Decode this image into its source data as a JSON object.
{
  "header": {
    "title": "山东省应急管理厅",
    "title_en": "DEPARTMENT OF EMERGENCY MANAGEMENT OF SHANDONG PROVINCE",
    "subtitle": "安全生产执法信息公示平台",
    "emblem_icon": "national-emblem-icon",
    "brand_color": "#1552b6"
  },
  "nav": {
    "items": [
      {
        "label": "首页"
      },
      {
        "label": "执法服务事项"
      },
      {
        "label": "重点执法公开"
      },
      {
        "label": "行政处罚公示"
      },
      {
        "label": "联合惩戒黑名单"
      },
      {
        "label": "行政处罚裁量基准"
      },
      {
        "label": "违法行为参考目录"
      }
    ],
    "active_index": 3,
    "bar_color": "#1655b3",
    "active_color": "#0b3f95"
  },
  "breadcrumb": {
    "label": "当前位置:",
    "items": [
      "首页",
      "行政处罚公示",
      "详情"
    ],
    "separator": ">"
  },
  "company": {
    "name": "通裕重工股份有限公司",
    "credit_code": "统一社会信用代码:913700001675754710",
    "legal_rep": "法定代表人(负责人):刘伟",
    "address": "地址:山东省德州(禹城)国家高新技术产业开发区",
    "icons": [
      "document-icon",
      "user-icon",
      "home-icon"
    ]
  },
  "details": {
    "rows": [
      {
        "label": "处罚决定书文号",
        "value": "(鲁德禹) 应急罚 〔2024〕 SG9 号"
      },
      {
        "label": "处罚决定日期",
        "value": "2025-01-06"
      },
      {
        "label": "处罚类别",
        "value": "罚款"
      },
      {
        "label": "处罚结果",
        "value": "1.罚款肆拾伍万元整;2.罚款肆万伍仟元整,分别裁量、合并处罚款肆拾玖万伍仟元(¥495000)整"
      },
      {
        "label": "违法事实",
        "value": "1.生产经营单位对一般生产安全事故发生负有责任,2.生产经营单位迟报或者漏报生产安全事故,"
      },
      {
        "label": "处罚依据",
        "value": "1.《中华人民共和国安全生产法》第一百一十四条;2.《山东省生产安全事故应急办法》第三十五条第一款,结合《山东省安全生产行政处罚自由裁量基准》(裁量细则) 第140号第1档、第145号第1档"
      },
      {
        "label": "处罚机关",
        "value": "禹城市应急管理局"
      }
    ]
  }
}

-- Exercise --
Emit the records above again, exactly, with no line skipped.

-- Response to the exercise --
Decode this image into its source data as a JSON object.
{
  "header": {
    "title": "山东省应急管理厅",
    "title_en": "DEPARTMENT OF EMERGENCY MANAGEMENT OF SHANDONG PROVINCE",
    "subtitle": "安全生产执法信息公示平台",
    "emblem_icon": "national-emblem-icon",
    "brand_color": "#1552b6"
  },
  "nav": {
    "items": [
      {
        "label": "首页"
      },
      {
        "label": "执法服务事项"
      },
      {
        "label": "重点执法公开"
      },
      {
        "label": "行政处罚公示"
      },
      {
        "label": "联合惩戒黑名单"
      },
      {
        "label": "行政处罚裁量基准"
      },
      {
        "label": "违法行为参考目录"
      }
    ],
    "active_index": 3,
    "bar_color": "#1655b3",
    "active_color": "#0b3f95"
  },
  "breadcrumb": {
    "label": "当前位置:",
    "items": [
      "首页",
      "行政处罚公示",
      "详情"
    ],
    "separator": ">"
  },
  "company": {
    "name": "通裕重工股份有限公司",
    "credit_code": "统一社会信用代码:913700001675754710",
    "legal_rep": "法定代表人(负责人):刘伟",
    "address": "地址:山东省德州(禹城)国家高新技术产业开发区",
    "icons": [
      "document-icon",
      "user-icon",
      "home-icon"
    ]
  },
  "details": {
    "rows": [
      {
        "label": "处罚决定书文号",
        "value": "(鲁德禹) 应急罚 〔2024〕 SG9 号"
      },
      {
        "label": "处罚决定日期",
        "value": "2025-01-06"
      },
      {
        "label": "处罚类别",
        "value": "罚款"
      },
      {
        "label": "处罚结果",
        "value": "1.罚款肆拾伍万元整;2.罚款肆万伍仟元整,分别裁量、合并处罚款肆拾玖万伍仟元(¥495000)整"
      },
      {
        "label": "违法事实",
        "value": "1.生产经营单位对一般生产安全事故发生负有责任,2.生产经营单位迟报或者漏报生产安全事故,"
      },
      {
        "label": "处罚依据",
        "value": "1.《中华人民共和国安全生产法》第一百一十四条;2.《山东省生产安全事故应急办法》第三十五条第一款,结合《山东省安全生产行政处罚自由裁量基准》(裁量细则) 第140号第1档、第145号第1档"
      },
      {
        "label": "处罚机关",
        "value": "禹城市应急管理局"
      }
    ]
  }
}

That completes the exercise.